→ Trecho para leitura
● ● ● ● ● ● ●

Luiz Antônio Novaes, nascido na cidade de Alfenas, em Minas, formou-se na Escola de Comunicação e Artes (ECA) da Universidade de São Paulo (USP). Começou a trabalhar em redação em 1986, como repórter na revista “Veja”. Em seguida, transferiu-se para o jornal “Folha de S.Paulo" e passou pela revista “Isto é”, antes de chegar ao GLOBO, em 1995. Foi coordenador de Nacional e secretário de Redação na sucursal de Brasília entre 1995 e 2000. Entre 2000 e 2001, foi editor de Política, para depois se tornar editor de Primeira Página, cargo que exerceu até meados de 2013. Entre 2014 e 2015, chefiou a sucursal de São Paulo do jornal.

TEMER LAMENTA PERDA

O presidente interino, Michel Temer, prestou condolências aos jornalistas do GLOBO e aos familiares de Mineiro, por meio da Secretaria de Comunicação da Presidência. Geddel Vieira Lima, ministro-chefe da Secretaria de Governo da Presidência da República, ressaltou a importância do jornalista:

— Luiz Novaes, mineiro de boa cepa, vai fazer muita falta. Sentirei a ausência dele na página 2 do GLOBO aos sábados. Minha solidariedade a vocês.

Atualmente, o jornalista assinava, com a mulher, Mara Bergamaschi, o “Blog do Mineiro", no site do GLOBO, e a coluna “Conexão São Paulo", no jornal. “Lê os bastidores em suas conexões e contradições, sem perder a ironia. Jamais", definia-se no blog. A notícia, com toques de humor e ironia, por sinal, sempre o acompanhou. Nas eleições de 2002, lançou a coluna “No balanço da campanha", aos domingos, com um resumo descontraído dos acontecimentos da semana. Seus títulos na primeira página também eram conhecidos pela criatividade.

Bárbara, Mara (ao centro) e Álvaro, ao lado de Mineiro: dedicação, admiração, parceria e amor à família, a quem vinha se dedicando ainda mais Foto: Agência O Globo
Bárbara, Mara (ao centro) e Álvaro, ao lado de Mineiro: dedicação, admiração, parceria e amor à família, a quem vinha se dedicando ainda mais Foto: Agência O Globo

— O Mineiro foi um dos melhores jornalistas que eu conheci. E um dos melhores amigos que fiz ao longo de 35 anos de profissão. Durante mais de dez anos foi o editor da primeira página do jornal. E durante esse tempo, emprestou a ela o seu caráter, uma mistura requintada de inteligência, elegância e humor. O Mineiro vai fazer muita falta ao jornalismo, ao GLOBO e aos seus companheiros — afirmou o diretor de Redação do GLOBO, Ascânio Seleme.

● ● ● ● ● ● ●

→ Entradas de caixas delimitadoras
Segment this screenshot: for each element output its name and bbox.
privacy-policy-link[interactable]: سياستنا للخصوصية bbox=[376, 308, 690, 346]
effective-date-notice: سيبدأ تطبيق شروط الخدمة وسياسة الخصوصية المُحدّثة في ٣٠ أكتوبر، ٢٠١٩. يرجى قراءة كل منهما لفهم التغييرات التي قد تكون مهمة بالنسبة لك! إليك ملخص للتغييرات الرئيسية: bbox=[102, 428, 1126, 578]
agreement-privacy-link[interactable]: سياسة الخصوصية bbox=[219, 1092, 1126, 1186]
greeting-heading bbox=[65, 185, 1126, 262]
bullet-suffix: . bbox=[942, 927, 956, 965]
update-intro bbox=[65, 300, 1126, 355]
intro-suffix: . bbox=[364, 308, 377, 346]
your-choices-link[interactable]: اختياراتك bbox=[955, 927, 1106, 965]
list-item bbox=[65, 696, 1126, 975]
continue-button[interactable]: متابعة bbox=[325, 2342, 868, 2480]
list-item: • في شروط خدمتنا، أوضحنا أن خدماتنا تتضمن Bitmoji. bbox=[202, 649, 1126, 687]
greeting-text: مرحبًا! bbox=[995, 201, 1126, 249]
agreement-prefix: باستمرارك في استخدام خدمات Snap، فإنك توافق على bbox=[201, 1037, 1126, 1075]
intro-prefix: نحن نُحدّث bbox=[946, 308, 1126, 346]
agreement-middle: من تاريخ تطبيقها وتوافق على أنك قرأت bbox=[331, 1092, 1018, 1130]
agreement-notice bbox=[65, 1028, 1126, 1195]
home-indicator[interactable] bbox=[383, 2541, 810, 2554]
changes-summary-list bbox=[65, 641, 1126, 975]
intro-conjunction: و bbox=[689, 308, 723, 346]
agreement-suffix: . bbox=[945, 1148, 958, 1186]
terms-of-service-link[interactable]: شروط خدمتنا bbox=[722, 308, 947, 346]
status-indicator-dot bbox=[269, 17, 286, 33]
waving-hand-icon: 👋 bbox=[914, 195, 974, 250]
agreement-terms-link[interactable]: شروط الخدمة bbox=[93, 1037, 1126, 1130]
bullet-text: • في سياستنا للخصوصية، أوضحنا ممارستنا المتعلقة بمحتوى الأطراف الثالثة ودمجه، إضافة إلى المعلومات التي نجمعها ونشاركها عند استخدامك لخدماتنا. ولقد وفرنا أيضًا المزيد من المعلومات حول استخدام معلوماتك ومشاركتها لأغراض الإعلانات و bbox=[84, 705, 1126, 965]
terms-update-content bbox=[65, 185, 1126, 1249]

● ● ● ● ● ● ●

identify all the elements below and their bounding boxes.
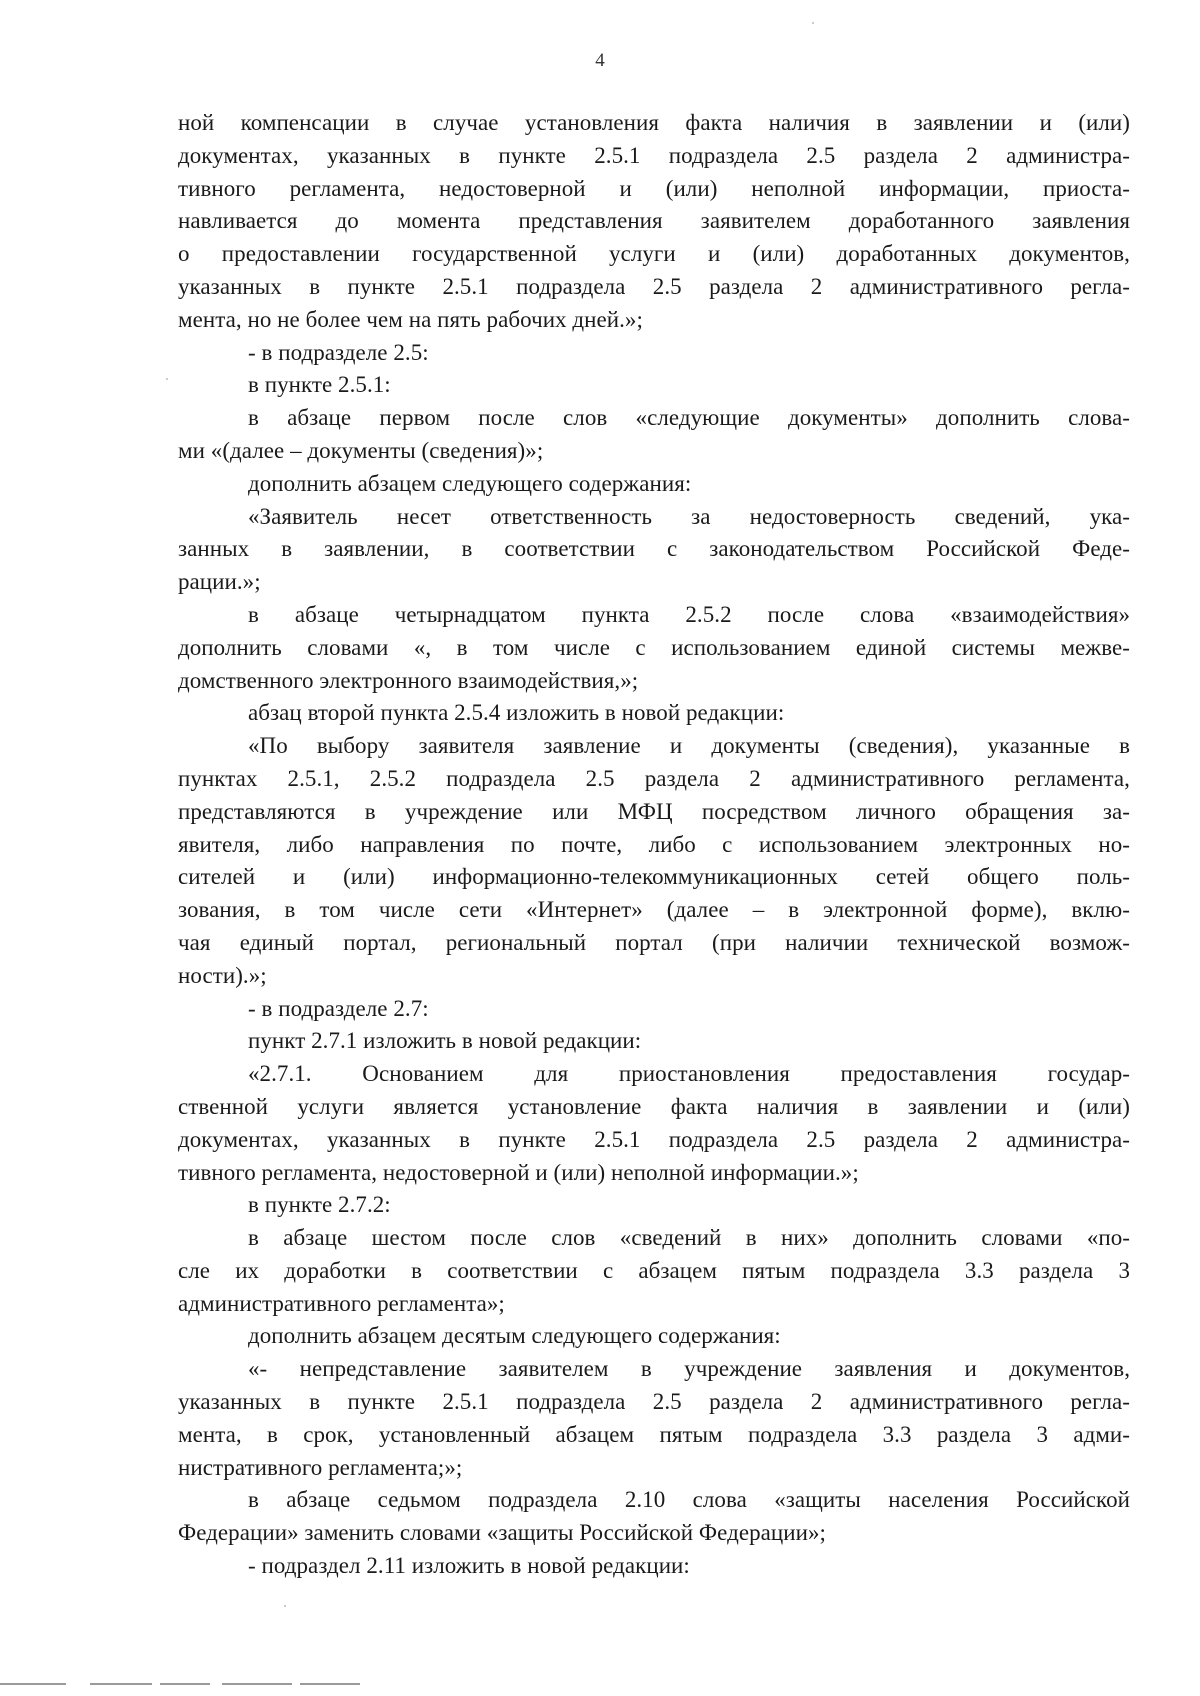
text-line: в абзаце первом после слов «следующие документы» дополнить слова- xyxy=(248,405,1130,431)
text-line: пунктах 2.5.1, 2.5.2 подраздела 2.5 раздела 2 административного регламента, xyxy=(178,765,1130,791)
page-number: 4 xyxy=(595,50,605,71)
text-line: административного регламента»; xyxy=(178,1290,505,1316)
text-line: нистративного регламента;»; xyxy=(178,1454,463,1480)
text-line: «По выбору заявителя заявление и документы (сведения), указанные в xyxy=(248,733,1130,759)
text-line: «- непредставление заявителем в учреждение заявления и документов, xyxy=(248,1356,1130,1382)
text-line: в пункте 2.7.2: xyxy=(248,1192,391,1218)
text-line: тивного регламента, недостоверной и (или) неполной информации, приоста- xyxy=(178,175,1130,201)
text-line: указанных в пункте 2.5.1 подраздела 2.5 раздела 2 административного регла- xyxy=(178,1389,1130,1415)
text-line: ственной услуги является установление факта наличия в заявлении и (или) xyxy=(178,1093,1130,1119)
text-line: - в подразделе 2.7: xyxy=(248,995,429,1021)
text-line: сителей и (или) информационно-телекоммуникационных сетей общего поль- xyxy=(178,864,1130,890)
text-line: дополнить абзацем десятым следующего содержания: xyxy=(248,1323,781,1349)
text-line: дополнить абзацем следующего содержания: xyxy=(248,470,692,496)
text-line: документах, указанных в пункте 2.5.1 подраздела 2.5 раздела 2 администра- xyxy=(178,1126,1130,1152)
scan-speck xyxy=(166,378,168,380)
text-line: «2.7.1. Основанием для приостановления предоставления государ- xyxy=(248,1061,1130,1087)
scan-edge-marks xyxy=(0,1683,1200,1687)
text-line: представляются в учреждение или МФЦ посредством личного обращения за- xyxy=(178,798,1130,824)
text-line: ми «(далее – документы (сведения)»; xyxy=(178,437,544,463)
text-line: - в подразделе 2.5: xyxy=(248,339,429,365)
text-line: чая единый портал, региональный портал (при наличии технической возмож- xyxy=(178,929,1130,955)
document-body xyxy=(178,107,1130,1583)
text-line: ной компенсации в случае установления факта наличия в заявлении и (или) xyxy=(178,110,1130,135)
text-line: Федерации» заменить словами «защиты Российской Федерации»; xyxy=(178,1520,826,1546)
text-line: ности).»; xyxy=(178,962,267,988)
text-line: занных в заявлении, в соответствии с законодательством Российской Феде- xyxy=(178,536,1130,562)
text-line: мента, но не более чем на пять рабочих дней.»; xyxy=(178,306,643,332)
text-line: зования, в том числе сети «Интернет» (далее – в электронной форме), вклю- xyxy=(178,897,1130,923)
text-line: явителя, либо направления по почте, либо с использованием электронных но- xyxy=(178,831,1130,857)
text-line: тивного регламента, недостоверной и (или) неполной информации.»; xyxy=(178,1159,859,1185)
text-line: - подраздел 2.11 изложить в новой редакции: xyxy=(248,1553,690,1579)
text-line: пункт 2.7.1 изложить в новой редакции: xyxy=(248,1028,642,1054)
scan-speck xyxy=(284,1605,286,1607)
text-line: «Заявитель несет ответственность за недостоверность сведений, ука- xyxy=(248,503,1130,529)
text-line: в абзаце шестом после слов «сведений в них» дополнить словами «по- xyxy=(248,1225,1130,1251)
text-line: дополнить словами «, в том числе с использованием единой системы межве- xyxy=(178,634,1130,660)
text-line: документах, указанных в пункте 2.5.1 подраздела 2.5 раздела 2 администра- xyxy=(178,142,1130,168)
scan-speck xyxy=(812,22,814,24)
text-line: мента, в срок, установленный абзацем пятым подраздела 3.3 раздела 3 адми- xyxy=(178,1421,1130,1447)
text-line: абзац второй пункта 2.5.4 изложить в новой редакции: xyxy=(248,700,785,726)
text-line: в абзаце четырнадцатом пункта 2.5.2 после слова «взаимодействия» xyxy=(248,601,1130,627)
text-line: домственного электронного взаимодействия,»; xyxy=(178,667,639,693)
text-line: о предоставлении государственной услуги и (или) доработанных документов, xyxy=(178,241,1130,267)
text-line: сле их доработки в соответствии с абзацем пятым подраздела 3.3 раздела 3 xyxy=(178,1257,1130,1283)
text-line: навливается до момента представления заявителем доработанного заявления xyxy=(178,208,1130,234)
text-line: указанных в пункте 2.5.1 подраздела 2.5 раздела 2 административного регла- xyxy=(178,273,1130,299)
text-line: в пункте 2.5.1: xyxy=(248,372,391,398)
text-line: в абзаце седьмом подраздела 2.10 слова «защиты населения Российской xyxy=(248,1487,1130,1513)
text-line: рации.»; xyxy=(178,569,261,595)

● ● ● ● ● ● ●

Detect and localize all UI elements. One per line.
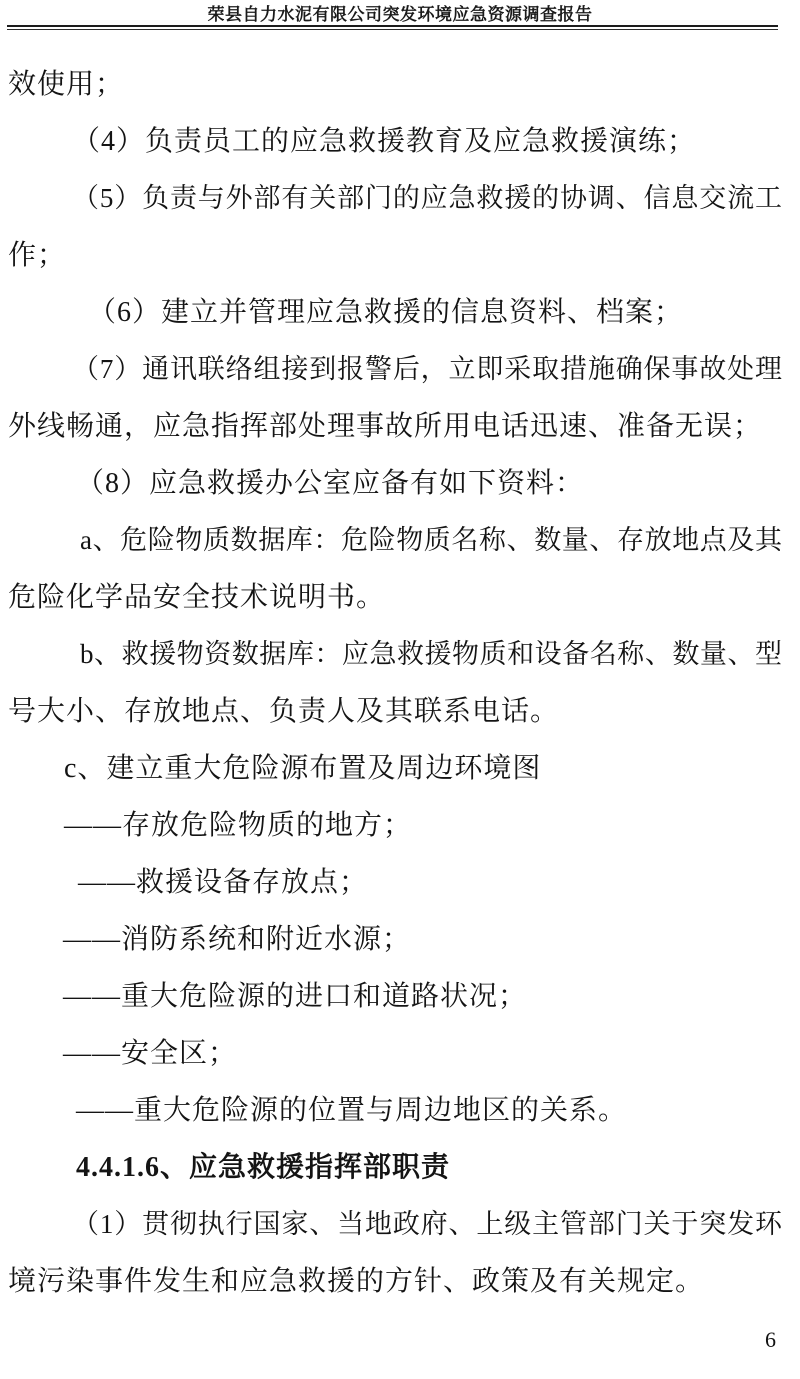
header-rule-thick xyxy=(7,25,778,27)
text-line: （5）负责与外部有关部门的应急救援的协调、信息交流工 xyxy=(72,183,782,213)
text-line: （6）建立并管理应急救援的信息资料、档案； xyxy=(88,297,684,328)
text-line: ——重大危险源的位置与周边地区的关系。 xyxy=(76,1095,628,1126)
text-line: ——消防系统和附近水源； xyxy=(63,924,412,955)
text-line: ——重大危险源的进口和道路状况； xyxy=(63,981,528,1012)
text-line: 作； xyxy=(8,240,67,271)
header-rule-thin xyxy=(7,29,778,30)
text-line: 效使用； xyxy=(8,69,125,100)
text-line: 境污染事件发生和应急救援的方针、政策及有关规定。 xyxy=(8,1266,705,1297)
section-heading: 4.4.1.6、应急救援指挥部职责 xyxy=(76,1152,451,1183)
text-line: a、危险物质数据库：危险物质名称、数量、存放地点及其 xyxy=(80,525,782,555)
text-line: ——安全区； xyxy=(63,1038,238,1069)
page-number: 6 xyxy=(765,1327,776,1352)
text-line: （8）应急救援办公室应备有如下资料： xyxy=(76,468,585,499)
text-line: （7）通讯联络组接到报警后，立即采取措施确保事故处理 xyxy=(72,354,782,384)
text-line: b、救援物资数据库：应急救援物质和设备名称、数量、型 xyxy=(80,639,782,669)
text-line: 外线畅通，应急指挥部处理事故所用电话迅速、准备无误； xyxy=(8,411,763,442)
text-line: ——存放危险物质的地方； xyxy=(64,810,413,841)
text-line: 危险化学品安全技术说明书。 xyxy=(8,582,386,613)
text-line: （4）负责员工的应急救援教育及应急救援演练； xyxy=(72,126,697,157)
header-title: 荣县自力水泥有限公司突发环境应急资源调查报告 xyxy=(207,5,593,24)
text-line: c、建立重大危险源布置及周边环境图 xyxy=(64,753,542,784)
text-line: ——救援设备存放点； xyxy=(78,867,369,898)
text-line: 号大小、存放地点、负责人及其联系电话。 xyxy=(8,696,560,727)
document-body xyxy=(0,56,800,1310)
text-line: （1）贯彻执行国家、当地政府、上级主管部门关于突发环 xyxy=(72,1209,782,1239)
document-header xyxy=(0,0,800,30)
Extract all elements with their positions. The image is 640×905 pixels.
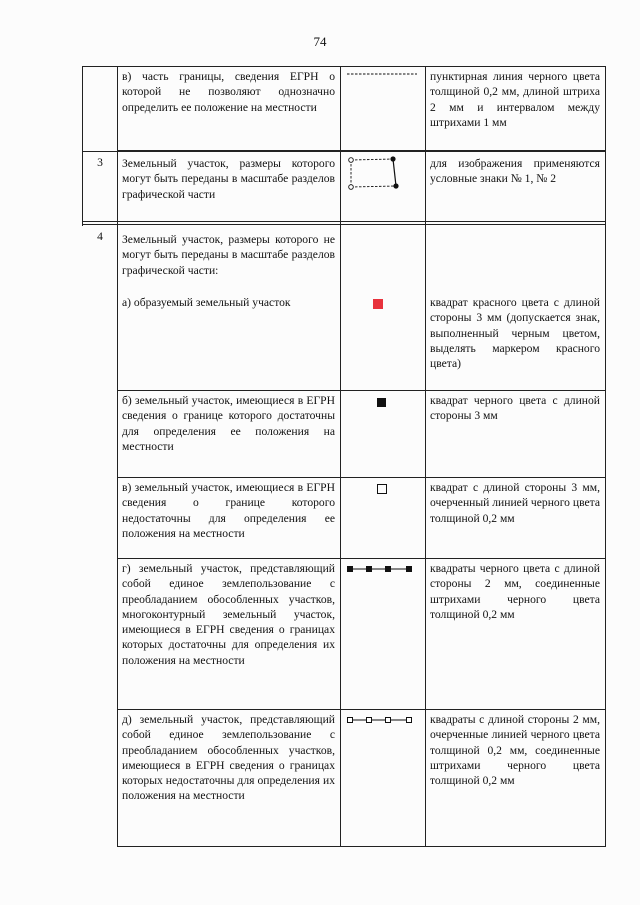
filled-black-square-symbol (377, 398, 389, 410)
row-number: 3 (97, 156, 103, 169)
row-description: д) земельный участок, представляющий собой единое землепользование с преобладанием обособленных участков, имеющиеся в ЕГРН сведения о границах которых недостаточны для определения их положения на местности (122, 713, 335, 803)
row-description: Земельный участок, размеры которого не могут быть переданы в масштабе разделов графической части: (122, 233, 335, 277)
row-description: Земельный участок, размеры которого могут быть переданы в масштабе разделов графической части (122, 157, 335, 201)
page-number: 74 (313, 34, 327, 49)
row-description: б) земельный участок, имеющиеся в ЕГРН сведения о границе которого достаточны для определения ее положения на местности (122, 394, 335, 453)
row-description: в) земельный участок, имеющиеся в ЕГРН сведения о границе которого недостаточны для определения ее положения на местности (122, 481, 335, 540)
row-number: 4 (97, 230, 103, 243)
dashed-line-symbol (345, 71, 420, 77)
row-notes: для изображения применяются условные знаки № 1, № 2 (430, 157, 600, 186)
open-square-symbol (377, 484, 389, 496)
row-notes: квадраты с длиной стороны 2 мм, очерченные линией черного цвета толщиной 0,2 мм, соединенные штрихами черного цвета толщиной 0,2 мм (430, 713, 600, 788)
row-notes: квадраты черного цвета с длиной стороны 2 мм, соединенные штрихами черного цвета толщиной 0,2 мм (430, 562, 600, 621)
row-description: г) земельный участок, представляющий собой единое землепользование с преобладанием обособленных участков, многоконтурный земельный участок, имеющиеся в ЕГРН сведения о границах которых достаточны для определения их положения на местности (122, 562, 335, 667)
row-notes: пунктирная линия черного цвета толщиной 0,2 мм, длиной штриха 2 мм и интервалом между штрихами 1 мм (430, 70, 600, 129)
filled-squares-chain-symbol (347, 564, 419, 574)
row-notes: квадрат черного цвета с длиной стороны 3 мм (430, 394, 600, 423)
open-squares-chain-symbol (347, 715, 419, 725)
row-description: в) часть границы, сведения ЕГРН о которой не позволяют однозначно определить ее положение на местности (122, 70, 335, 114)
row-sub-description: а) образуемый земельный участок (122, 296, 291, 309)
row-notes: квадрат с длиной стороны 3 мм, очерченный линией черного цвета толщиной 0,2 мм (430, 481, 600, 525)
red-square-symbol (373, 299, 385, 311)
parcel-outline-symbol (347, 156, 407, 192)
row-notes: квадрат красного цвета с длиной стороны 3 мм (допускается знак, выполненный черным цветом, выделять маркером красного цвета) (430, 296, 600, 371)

● ● ● ● ● ● ●

→ Tarefa proposta 1
No trecho sobre o jornalista Luiz Antônio Novaes, em que ano ele começou a trabalhar em redação?
→ Tarefa proposta 2
Escreva a continuação do trecho sobre o jornalista Luiz Antônio Novaes, começando logo após a última frase apresentada.

→ Resposta 1
Em 1986, como repórter na revista “Veja”.

→ Resposta 2
PRÊMIO ESSO EM 2003

No GLOBO, Mineiro venceu, junto com Rodolfo Fernandes e Claudio Prudente, a edição de 2003 do Prêmio Esso de Jornalismo, na categoria Primeira Página. O trabalho vencedor, com a manchete “Choque e pavor", de 22 de março daquele ano, mostrava uma foto de uma explosão em Bagdá formando um enorme cogumelo que ocupava quase todo o lado esquerdo da página.

— Não sei qual Luiz Antônio Novaes, o Mineiro, foi o maior. O jornalista de rara argúcia capaz de identificar com rapidez o que de fato importa em meio ao tsunami de notícias que invade diariamente as redações? Ou o colega experiente sempre disposto a compartilhar com os mais jovens o vasto mundo de conhecimentos que acumulara ao longo de mais de 30 anos de profissão? Ou o escritor de pena primorosa que dominava o segredo de capturar a atenção do leitor logo nas primeiras linhas dos seus textos, obrigando-o a percorrê-los encantado até o fim? Ou ainda o amigo querido dos amigos seduzidos por seu riso fácil, por suas tiradas inteligentes e espirituosas, por sua generosidade e afeto que jamais nos faltaram em momentos difíceis? — disse o colunista do GLOBO Ricardo Noblat.

Há pouco mais de um ano, o jornalista se dedicava à preparação de um livro sobre a história do PT, a ser publicado pela Companhia das Letras, para o qual já havia feito uma série de entrevistas. Na juventude, Mineiro participou do Liberdade e Luta (Libelu), tendência do movimento estudantil brasileiro dos anos 1970, que teve alguns de seus quadros incorporados pelo PT.

Nos anos 1990, Mineiro já havia escrito dois livros sobre dois ex-presidentes do país. Em 1992, ano do impeachment de Fernando Collor, lançou com os jornalistas Gustavo Krieger e Tales Faria o livro “Todos os sócios do presidente". Em 1994, publicou “Como Fernando Henrique foi eleito presidente", com Luciano Suassuna.

“Ele escreveu o melhor livro sobre o impeachment de Collor, junto com Gustavo Krieger e Tales Faria. Estava escrevendo outro — que, esperamos os seus leitores, venha a ser publicado —, sobre a história do PT, que conhecia de dentro e de fora. Montou uma excelente biblioteca sobre História — que eu, por inveja, tentei copiar, sem metade do sucesso. Lia muito, fichava os livros, fazia sinapses com seu conteúdo que eram um prazer de ouvir”, lembrou o colunista José Roberto de Toledo, de “O Estado de S. Paulo”, num depoimento publicado em sua página no Facebook.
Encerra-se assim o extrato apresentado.